Do this:
Count the lines that include the string "document", and give only that number.

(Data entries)
☆ ☆ ☆ ☆ ☆
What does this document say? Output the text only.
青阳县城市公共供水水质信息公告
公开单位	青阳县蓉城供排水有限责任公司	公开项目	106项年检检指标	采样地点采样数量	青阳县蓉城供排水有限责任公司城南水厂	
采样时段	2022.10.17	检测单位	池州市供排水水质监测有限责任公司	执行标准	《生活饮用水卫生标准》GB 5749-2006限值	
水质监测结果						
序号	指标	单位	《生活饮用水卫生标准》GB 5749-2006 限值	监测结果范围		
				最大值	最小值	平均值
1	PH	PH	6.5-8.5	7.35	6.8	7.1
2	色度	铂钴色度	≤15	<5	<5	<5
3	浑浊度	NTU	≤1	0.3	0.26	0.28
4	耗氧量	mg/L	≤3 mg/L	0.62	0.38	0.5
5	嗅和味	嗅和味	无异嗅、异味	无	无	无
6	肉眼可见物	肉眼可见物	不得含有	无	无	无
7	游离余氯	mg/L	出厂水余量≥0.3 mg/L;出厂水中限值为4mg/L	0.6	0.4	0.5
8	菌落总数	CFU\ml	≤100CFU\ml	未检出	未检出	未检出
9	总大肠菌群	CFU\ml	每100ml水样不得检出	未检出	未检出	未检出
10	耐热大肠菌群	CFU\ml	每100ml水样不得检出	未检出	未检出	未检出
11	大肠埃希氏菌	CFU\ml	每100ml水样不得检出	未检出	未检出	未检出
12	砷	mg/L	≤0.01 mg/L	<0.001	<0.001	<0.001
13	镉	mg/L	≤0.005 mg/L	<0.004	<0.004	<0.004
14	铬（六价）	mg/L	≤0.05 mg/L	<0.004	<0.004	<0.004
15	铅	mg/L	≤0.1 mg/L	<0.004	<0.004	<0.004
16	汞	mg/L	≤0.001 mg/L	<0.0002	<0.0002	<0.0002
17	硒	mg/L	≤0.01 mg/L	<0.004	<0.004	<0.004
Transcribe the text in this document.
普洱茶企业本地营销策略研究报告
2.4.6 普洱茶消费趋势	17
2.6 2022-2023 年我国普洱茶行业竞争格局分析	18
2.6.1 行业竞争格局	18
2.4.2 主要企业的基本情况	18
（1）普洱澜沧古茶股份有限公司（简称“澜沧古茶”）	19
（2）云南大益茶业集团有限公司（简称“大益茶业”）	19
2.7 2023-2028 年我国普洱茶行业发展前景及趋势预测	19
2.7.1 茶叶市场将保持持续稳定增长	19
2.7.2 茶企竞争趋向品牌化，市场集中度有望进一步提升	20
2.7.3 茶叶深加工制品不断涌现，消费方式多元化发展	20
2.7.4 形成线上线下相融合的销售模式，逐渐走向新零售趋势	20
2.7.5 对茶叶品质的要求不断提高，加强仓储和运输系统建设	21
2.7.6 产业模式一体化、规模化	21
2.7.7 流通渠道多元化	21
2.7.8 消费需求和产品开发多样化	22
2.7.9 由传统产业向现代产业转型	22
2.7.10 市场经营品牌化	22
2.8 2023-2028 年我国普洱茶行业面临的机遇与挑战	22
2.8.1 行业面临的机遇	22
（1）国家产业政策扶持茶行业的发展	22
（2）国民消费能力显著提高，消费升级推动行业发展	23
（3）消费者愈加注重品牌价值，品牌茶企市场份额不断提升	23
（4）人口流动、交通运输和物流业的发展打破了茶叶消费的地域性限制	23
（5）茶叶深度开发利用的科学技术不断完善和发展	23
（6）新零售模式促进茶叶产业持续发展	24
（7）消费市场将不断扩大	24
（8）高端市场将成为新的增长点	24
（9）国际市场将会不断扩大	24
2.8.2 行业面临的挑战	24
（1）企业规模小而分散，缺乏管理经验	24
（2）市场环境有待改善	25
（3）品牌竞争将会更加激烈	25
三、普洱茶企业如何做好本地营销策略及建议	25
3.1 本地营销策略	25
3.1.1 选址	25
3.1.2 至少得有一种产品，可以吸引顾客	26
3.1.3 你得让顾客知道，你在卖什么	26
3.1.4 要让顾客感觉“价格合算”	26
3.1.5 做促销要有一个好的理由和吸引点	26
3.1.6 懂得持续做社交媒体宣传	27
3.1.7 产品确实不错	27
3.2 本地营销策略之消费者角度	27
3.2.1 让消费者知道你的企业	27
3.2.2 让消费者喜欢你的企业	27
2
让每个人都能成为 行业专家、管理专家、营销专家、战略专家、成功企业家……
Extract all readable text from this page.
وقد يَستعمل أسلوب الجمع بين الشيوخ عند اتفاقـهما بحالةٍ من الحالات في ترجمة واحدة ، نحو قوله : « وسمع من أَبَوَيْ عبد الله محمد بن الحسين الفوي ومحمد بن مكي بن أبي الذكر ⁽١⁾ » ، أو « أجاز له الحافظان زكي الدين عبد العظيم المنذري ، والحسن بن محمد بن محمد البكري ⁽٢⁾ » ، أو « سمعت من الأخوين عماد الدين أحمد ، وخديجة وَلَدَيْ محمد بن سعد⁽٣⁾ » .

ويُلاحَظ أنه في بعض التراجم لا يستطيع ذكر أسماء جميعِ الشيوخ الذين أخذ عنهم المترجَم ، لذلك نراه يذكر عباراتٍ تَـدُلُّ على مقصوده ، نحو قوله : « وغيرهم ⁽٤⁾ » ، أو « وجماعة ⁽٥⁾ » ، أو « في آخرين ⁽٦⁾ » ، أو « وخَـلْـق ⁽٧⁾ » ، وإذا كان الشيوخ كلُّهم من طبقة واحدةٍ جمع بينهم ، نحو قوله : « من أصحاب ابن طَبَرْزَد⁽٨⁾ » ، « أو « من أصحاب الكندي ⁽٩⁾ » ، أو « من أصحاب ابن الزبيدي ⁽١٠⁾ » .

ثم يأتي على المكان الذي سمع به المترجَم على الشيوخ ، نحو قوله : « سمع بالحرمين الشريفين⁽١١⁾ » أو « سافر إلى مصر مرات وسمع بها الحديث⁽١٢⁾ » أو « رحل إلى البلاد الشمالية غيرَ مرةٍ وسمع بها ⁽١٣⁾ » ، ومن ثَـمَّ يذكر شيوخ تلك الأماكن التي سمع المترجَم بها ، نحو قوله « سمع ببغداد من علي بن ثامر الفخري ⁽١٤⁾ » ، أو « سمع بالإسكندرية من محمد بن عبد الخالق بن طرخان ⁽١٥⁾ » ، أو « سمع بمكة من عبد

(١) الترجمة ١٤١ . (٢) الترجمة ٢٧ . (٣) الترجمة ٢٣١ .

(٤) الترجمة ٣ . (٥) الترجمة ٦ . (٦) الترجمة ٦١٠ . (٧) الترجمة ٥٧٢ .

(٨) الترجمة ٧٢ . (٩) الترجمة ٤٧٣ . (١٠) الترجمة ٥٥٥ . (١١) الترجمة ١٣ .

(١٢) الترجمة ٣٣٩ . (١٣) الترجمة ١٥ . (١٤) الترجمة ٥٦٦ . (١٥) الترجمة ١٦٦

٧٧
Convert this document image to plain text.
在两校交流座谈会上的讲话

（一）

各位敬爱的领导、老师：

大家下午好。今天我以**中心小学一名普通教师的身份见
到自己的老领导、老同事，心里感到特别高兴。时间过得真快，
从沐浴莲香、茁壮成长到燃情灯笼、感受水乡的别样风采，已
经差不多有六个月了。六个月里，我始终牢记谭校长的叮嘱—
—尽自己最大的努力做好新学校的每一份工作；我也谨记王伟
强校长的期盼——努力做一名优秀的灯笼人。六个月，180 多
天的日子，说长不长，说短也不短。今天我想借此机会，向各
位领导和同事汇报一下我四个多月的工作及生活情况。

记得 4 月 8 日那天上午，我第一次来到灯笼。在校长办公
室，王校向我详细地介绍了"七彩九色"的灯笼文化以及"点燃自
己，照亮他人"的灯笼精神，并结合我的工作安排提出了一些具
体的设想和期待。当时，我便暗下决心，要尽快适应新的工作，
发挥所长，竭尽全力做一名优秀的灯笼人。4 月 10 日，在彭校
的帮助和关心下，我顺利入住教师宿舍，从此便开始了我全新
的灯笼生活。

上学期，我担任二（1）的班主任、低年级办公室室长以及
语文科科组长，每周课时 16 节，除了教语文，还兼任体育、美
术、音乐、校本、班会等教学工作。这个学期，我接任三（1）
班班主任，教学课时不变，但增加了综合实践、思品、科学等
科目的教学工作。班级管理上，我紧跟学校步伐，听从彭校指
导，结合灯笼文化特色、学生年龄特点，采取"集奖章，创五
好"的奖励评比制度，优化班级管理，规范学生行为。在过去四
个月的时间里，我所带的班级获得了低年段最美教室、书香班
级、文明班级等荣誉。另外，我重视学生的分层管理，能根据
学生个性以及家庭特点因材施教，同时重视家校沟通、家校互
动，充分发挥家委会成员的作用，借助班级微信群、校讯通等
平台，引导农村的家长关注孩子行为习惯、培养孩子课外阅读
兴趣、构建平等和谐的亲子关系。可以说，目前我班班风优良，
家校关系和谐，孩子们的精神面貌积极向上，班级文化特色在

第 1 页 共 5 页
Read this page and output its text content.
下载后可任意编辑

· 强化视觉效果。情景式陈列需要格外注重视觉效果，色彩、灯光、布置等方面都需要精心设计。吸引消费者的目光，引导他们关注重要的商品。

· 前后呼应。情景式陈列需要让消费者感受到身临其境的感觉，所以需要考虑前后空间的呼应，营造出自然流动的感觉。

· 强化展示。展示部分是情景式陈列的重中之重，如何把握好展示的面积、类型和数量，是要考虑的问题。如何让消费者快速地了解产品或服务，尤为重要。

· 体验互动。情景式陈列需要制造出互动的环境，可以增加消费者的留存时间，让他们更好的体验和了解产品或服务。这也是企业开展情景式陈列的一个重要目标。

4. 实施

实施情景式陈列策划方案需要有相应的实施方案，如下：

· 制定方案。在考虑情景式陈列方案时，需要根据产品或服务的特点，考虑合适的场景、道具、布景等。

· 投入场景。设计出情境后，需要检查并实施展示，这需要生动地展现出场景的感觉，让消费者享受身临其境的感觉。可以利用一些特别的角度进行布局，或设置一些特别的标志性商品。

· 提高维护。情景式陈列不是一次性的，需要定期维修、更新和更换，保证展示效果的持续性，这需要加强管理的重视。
☆ ☆ ☆ ☆ ☆
Result of the task:
3